What is required: Select the lines that hold the word "comme" and copy each one.

---------- Given entries

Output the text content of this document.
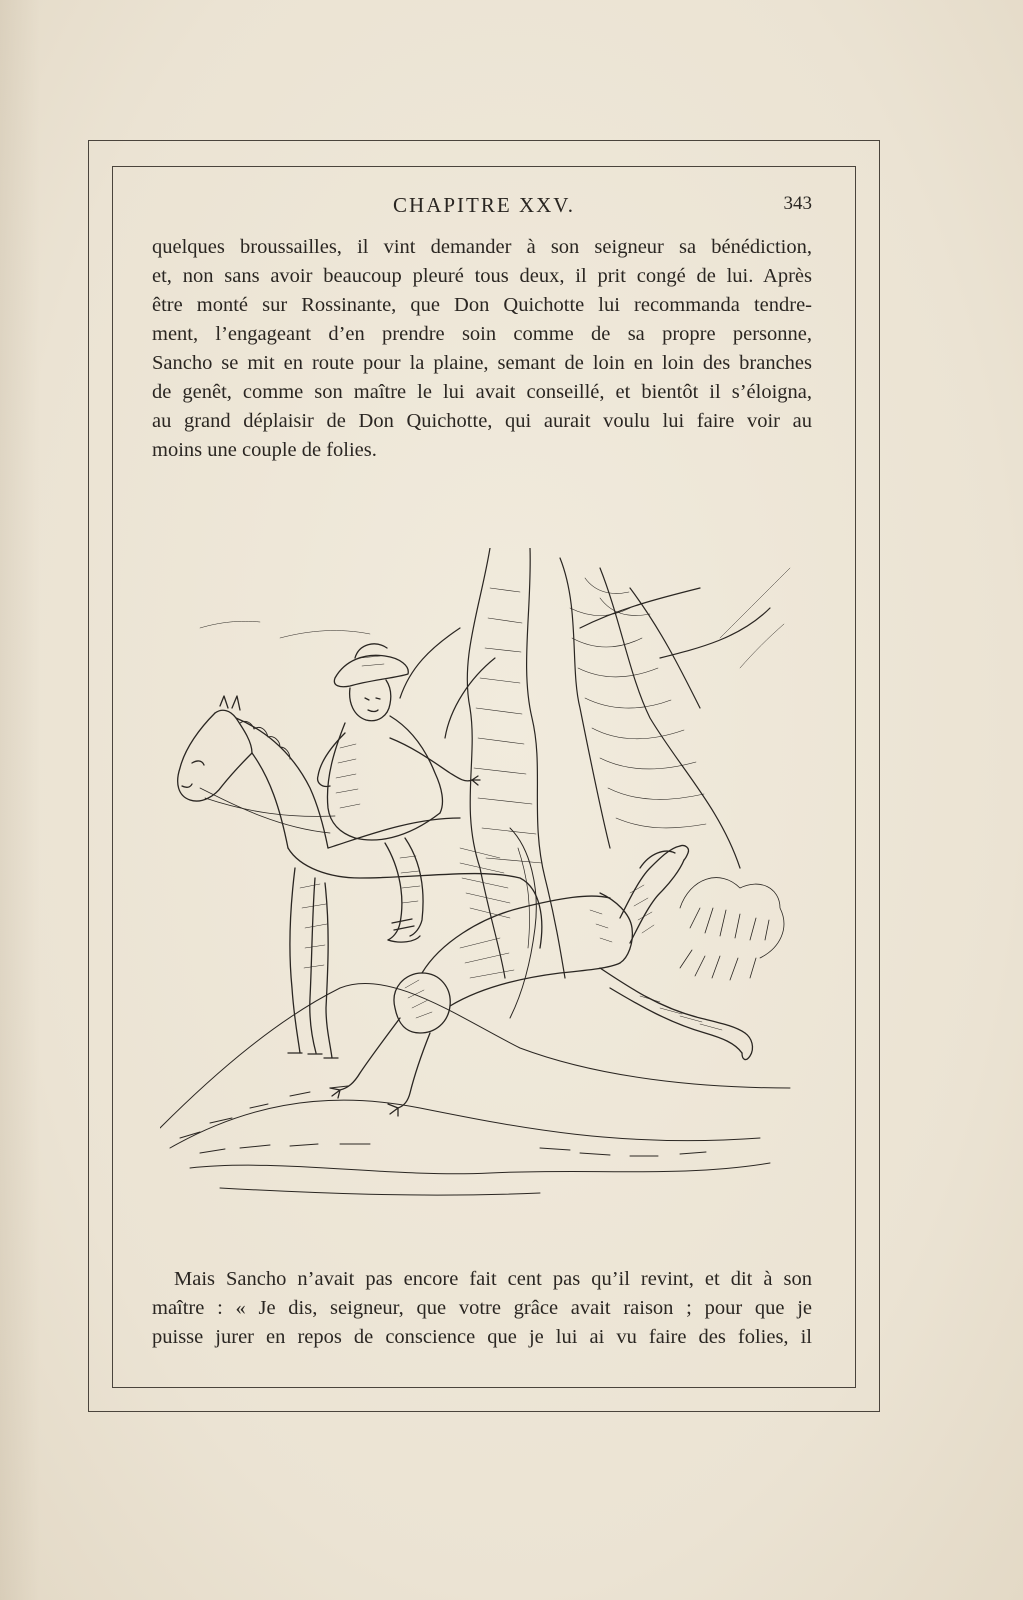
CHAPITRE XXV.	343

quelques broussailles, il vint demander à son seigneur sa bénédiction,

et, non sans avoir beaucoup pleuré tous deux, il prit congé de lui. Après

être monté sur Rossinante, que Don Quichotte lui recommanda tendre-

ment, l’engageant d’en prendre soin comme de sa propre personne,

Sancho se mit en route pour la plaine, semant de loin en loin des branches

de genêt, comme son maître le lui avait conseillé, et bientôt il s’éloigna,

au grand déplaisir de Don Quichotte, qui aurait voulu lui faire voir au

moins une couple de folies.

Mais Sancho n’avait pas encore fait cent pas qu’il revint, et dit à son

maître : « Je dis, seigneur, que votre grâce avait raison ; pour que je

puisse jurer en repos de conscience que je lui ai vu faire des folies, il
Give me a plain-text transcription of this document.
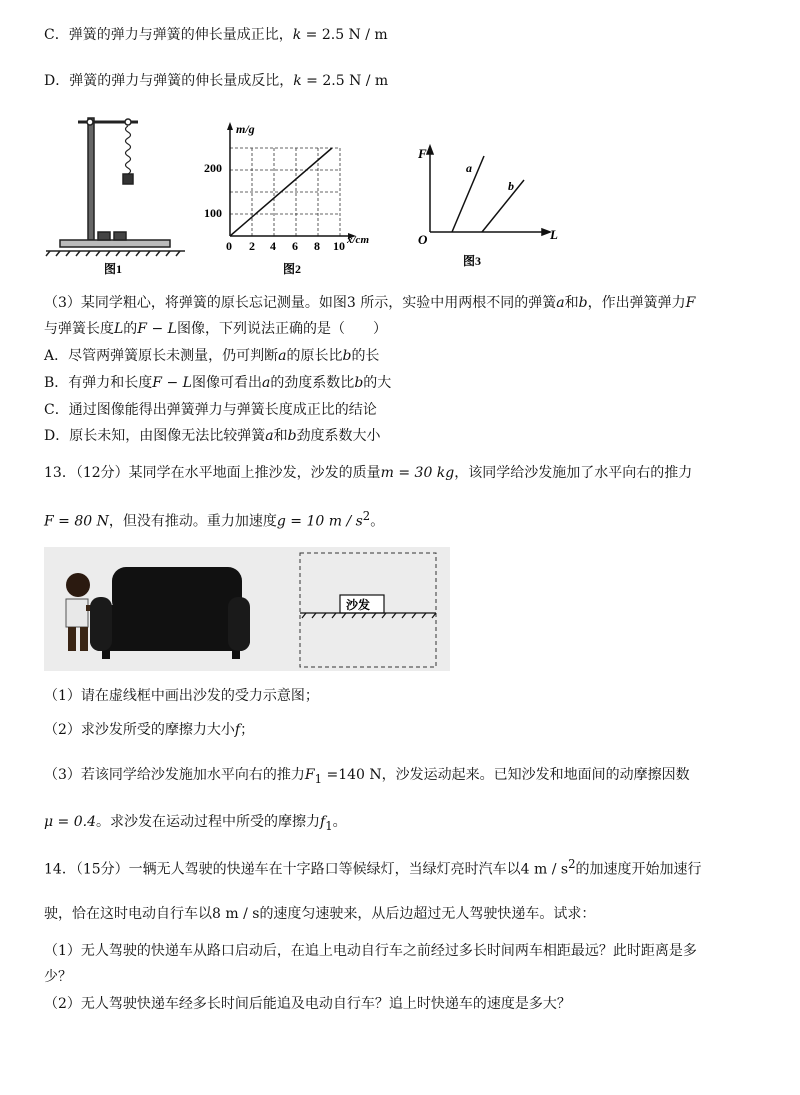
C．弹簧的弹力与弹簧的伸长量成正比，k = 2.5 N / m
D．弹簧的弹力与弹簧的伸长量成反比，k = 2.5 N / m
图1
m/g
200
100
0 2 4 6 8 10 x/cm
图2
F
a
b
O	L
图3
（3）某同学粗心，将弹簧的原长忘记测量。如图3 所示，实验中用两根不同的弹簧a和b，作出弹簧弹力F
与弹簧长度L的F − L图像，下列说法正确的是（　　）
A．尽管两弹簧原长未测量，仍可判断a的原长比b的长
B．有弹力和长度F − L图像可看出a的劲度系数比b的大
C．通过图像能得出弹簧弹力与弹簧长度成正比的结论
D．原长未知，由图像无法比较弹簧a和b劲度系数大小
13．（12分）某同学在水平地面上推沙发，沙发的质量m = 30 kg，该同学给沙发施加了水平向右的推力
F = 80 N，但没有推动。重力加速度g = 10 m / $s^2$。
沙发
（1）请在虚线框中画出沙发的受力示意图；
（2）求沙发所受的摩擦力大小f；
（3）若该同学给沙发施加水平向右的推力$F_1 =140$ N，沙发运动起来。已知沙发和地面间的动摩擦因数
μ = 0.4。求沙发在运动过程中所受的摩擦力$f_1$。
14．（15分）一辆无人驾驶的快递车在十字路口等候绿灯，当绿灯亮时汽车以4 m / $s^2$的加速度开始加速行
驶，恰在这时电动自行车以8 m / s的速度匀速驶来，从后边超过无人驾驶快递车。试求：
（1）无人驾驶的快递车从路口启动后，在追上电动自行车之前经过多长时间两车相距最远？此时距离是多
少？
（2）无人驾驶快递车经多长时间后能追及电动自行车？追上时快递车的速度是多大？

--------------------

Exercise response:
ment, l’engageant d’en prendre soin comme de sa propre personne,
de genêt, comme son maître le lui avait conseillé, et bientôt il s’éloigna,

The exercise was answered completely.